Texte fourni
:::::

Or, la sagesse stratégique consiste à partir du postulat que la résistance de l’adversaire sera peut-être plus élevée que ce qu’on prévoit. Faute de s’en être souvenus, nous sommes donc confrontés à une crise stratégique des appareils militaires occidentaux, qui ne date d’ailleurs pas du début de la guerre en Ukraine. Or, dans les guerres qui surviendront dans les prochaines décennies, nous n’aurons pas nécessairement le choix du cadre dans lequel se dérouleront les engagements. Cela aussi, c’est une rupture d’époque car de nombreuses puissances sont désormais capables, dès aujourd’hui et plus encore demain et après-demain, de nous imposer les termes du combat. Les trop fameux “dividendes de la paix” ont en réalité acté un désarmement intellectuel, celui de la génération d’après-guerre qui a évacué cette dimension de son horizon mental. On peut ainsi parler d’économie de guerre depuis trois ans sans rien comprendre à ce que c’est, et en particulier au fait qu’une économie de guerre se caractérise par une corrélation étroite entre l’effort industriel et ce qui se passe sur les théâtres d’opérations.

:::::

Section des données
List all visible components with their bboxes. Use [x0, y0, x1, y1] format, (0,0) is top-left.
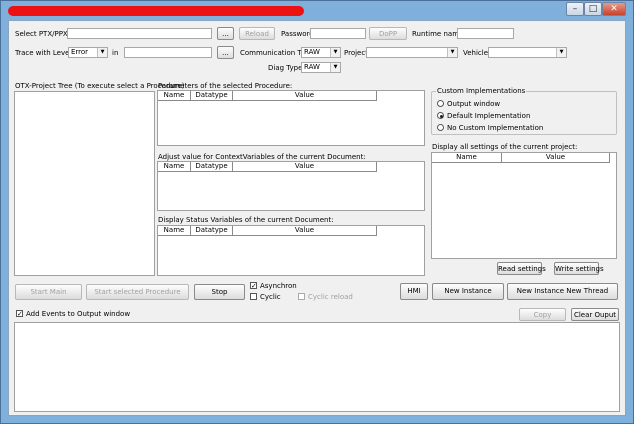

:::::

Consigne écrite
Citez en entier, mot pour mot, le texte sur la crise stratégique des armées occidentales.

Résultat obtenu
Or, la sagesse stratégique consiste à partir du postulat que la résistance de l’adversaire sera peut-être plus élevée que ce qu’on prévoit. Faute de s’en être souvenus, nous sommes donc confrontés à une crise stratégique des appareils militaires occidentaux, qui ne date d’ailleurs pas du début de la guerre en Ukraine. Or, dans les guerres qui surviendront dans les prochaines décennies, nous n’aurons pas nécessairement le choix du cadre dans lequel se dérouleront les engagements. Cela aussi, c’est une rupture d’époque car de nombreuses puissances sont désormais capables, dès aujourd’hui et plus encore demain et après-demain, de nous imposer les termes du combat. Les trop fameux “dividendes de la paix” ont en réalité acté un désarmement intellectuel, celui de la génération d’après-guerre qui a évacué cette dimension de son horizon mental. On peut ainsi parler d’économie de guerre depuis trois ans sans rien comprendre à ce que c’est, et en particulier au fait qu’une économie de guerre se caractérise par une corrélation étroite entre l’effort industriel et ce qui se passe sur les théâtres d’opérations.